• The exercise:
Whenever a line contains the string "буря", copy it out of the entries.

• Data in this exercise:
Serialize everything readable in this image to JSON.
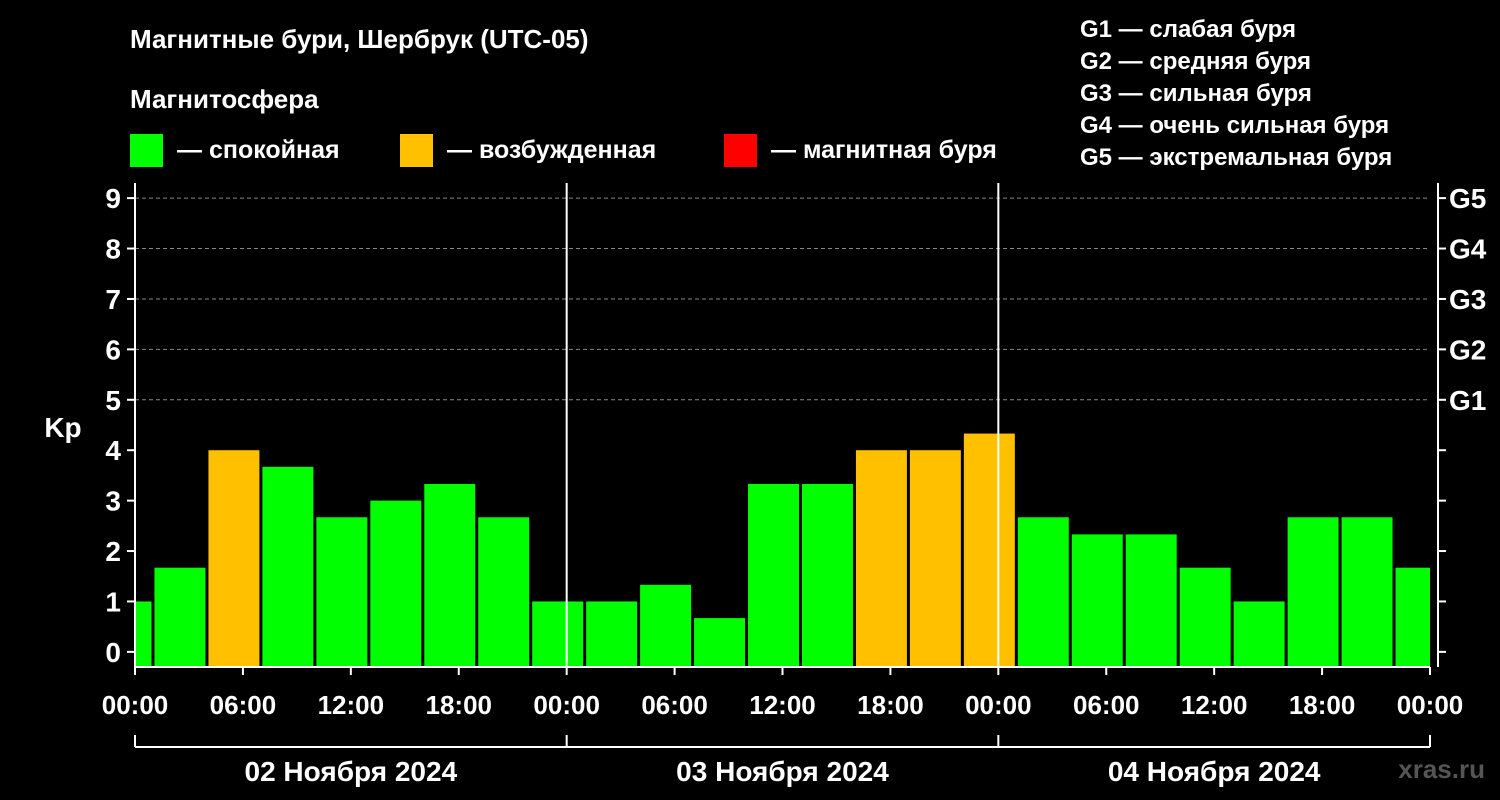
{
  "chart_data": {
    "type": "bar",
    "title": "Магнитные бури, Шербрук (UTC-05)",
    "ylabel": "Kp",
    "ylim": [
      -0.3,
      9.3
    ],
    "yticks": [
      "0",
      "1",
      "2",
      "3",
      "4",
      "5",
      "6",
      "7",
      "8",
      "9"
    ],
    "storm_levels": [
      {
        "label": "G1",
        "kp": 5
      },
      {
        "label": "G2",
        "kp": 6
      },
      {
        "label": "G3",
        "kp": 7
      },
      {
        "label": "G4",
        "kp": 8
      },
      {
        "label": "G5",
        "kp": 9
      }
    ],
    "xlim_hours": [
      0,
      72
    ],
    "x_tick_labels": [
      "00:00",
      "06:00",
      "12:00",
      "18:00",
      "00:00",
      "06:00",
      "12:00",
      "18:00",
      "00:00",
      "06:00",
      "12:00",
      "18:00",
      "00:00"
    ],
    "dates": [
      "02 Ноября 2024",
      "03 Ноября 2024",
      "04 Ноября 2024"
    ],
    "legend": {
      "heading": "Магнитосфера",
      "items": [
        {
          "label": "— спокойная",
          "color": "#00ff00"
        },
        {
          "label": "— возбужденная",
          "color": "#ffc000"
        },
        {
          "label": "— магнитная буря",
          "color": "#ff0000"
        }
      ]
    },
    "storm_legend": [
      "G1 — слабая буря",
      "G2 — средняя буря",
      "G3 — сильная буря",
      "G4 — очень сильная буря",
      "G5 — экстремальная буря"
    ],
    "colors": {
      "quiet": "#00ff00",
      "active": "#ffc000",
      "storm": "#ff0000",
      "background": "#000000",
      "grid": "#888888"
    },
    "bars": [
      {
        "start_hour": 0,
        "end_hour": 1,
        "kp": 1.0,
        "state": "quiet"
      },
      {
        "start_hour": 1,
        "end_hour": 4,
        "kp": 1.67,
        "state": "quiet"
      },
      {
        "start_hour": 4,
        "end_hour": 7,
        "kp": 4.0,
        "state": "active"
      },
      {
        "start_hour": 7,
        "end_hour": 10,
        "kp": 3.67,
        "state": "quiet"
      },
      {
        "start_hour": 10,
        "end_hour": 13,
        "kp": 2.67,
        "state": "quiet"
      },
      {
        "start_hour": 13,
        "end_hour": 16,
        "kp": 3.0,
        "state": "quiet"
      },
      {
        "start_hour": 16,
        "end_hour": 19,
        "kp": 3.33,
        "state": "quiet"
      },
      {
        "start_hour": 19,
        "end_hour": 22,
        "kp": 2.67,
        "state": "quiet"
      },
      {
        "start_hour": 22,
        "end_hour": 25,
        "kp": 1.0,
        "state": "quiet"
      },
      {
        "start_hour": 25,
        "end_hour": 28,
        "kp": 1.0,
        "state": "quiet"
      },
      {
        "start_hour": 28,
        "end_hour": 31,
        "kp": 1.33,
        "state": "quiet"
      },
      {
        "start_hour": 31,
        "end_hour": 34,
        "kp": 0.67,
        "state": "quiet"
      },
      {
        "start_hour": 34,
        "end_hour": 37,
        "kp": 3.33,
        "state": "quiet"
      },
      {
        "start_hour": 37,
        "end_hour": 40,
        "kp": 3.33,
        "state": "quiet"
      },
      {
        "start_hour": 40,
        "end_hour": 43,
        "kp": 4.0,
        "state": "active"
      },
      {
        "start_hour": 43,
        "end_hour": 46,
        "kp": 4.0,
        "state": "active"
      },
      {
        "start_hour": 46,
        "end_hour": 49,
        "kp": 4.33,
        "state": "active"
      },
      {
        "start_hour": 49,
        "end_hour": 52,
        "kp": 2.67,
        "state": "quiet"
      },
      {
        "start_hour": 52,
        "end_hour": 55,
        "kp": 2.33,
        "state": "quiet"
      },
      {
        "start_hour": 55,
        "end_hour": 58,
        "kp": 2.33,
        "state": "quiet"
      },
      {
        "start_hour": 58,
        "end_hour": 61,
        "kp": 1.67,
        "state": "quiet"
      },
      {
        "start_hour": 61,
        "end_hour": 64,
        "kp": 1.0,
        "state": "quiet"
      },
      {
        "start_hour": 64,
        "end_hour": 67,
        "kp": 2.67,
        "state": "quiet"
      },
      {
        "start_hour": 67,
        "end_hour": 70,
        "kp": 2.67,
        "state": "quiet"
      },
      {
        "start_hour": 70,
        "end_hour": 72,
        "kp": 1.67,
        "state": "quiet"
      }
    ]
  },
  "watermark": "xras.ru"
}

• Correct response:
          "label": "— магнитная буря",
      "G1 — слабая буря",
      "G2 — средняя буря",
      "G3 — сильная буря",
      "G4 — очень сильная буря",
      "G5 — экстремальная буря"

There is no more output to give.